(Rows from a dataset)

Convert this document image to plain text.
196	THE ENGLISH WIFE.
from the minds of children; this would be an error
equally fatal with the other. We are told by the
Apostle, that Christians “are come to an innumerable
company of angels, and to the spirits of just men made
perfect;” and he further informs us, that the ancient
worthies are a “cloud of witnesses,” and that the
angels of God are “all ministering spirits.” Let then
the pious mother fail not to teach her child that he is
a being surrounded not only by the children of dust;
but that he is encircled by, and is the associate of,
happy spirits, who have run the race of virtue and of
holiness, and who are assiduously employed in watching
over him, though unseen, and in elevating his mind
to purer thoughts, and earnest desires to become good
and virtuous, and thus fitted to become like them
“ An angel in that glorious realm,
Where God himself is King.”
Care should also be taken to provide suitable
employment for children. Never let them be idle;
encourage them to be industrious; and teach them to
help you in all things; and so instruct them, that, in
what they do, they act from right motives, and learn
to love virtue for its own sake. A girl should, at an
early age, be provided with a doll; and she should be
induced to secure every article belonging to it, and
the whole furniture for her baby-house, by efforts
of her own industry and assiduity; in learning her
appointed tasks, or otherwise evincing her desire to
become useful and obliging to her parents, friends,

TASK DESCRIPTION: Every entry in the listing must be retyped exactly.

ANSWER FOR THIS EXERCISE:
Convert this document image to plain text.
196	THE ENGLISH WIFE.
from the minds of children; this would be an error
equally fatal with the other. We are told by the
Apostle, that Christians “are come to an innumerable
company of angels, and to the spirits of just men made
perfect;” and he further informs us, that the ancient
worthies are a “cloud of witnesses,” and that the
angels of God are “all ministering spirits.” Let then
the pious mother fail not to teach her child that he is
a being surrounded not only by the children of dust;
but that he is encircled by, and is the associate of,
happy spirits, who have run the race of virtue and of
holiness, and who are assiduously employed in watching
over him, though unseen, and in elevating his mind
to purer thoughts, and earnest desires to become good
and virtuous, and thus fitted to become like them
“ An angel in that glorious realm,
Where God himself is King.”
Care should also be taken to provide suitable
employment for children. Never let them be idle;
encourage them to be industrious; and teach them to
help you in all things; and so instruct them, that, in
what they do, they act from right motives, and learn
to love virtue for its own sake. A girl should, at an
early age, be provided with a doll; and she should be
induced to secure every article belonging to it, and
the whole furniture for her baby-house, by efforts
of her own industry and assiduity; in learning her
appointed tasks, or otherwise evincing her desire to
become useful and obliging to her parents, friends,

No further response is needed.